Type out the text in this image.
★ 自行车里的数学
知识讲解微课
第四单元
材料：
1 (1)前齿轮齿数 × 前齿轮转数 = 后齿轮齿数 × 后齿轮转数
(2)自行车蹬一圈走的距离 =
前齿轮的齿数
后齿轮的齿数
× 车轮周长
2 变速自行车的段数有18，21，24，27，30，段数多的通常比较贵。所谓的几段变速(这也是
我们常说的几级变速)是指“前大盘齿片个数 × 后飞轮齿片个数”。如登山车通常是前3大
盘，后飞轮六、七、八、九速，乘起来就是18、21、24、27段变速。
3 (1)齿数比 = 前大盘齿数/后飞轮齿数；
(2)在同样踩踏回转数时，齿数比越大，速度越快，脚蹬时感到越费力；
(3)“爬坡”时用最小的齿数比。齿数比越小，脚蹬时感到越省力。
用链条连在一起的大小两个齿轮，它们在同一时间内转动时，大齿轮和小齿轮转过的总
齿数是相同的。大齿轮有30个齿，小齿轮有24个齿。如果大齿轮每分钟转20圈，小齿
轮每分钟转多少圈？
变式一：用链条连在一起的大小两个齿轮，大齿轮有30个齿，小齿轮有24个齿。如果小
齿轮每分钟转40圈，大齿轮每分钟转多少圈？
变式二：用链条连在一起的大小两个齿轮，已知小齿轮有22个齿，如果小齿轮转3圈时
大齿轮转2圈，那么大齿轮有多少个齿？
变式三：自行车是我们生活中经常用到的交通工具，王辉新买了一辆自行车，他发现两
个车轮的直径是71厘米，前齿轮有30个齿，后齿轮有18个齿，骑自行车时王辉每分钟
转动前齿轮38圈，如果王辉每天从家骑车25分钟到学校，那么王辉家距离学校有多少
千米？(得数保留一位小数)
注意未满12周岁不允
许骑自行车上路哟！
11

★ ★ ★ ★

• Given instruction
Restate the whole of the material exactly.

• Answer to this task
Type out the text in this image.
★ 自行车里的数学
知识讲解微课
第四单元
材料：
1 (1)前齿轮齿数 × 前齿轮转数 = 后齿轮齿数 × 后齿轮转数
(2)自行车蹬一圈走的距离 =
前齿轮的齿数
后齿轮的齿数
× 车轮周长
2 变速自行车的段数有18，21，24，27，30，段数多的通常比较贵。所谓的几段变速(这也是
我们常说的几级变速)是指“前大盘齿片个数 × 后飞轮齿片个数”。如登山车通常是前3大
盘，后飞轮六、七、八、九速，乘起来就是18、21、24、27段变速。
3 (1)齿数比 = 前大盘齿数/后飞轮齿数；
(2)在同样踩踏回转数时，齿数比越大，速度越快，脚蹬时感到越费力；
(3)“爬坡”时用最小的齿数比。齿数比越小，脚蹬时感到越省力。
用链条连在一起的大小两个齿轮，它们在同一时间内转动时，大齿轮和小齿轮转过的总
齿数是相同的。大齿轮有30个齿，小齿轮有24个齿。如果大齿轮每分钟转20圈，小齿
轮每分钟转多少圈？
变式一：用链条连在一起的大小两个齿轮，大齿轮有30个齿，小齿轮有24个齿。如果小
齿轮每分钟转40圈，大齿轮每分钟转多少圈？
变式二：用链条连在一起的大小两个齿轮，已知小齿轮有22个齿，如果小齿轮转3圈时
大齿轮转2圈，那么大齿轮有多少个齿？
变式三：自行车是我们生活中经常用到的交通工具，王辉新买了一辆自行车，他发现两
个车轮的直径是71厘米，前齿轮有30个齿，后齿轮有18个齿，骑自行车时王辉每分钟
转动前齿轮38圈，如果王辉每天从家骑车25分钟到学校，那么王辉家距离学校有多少
千米？(得数保留一位小数)
注意未满12周岁不允
许骑自行车上路哟！
11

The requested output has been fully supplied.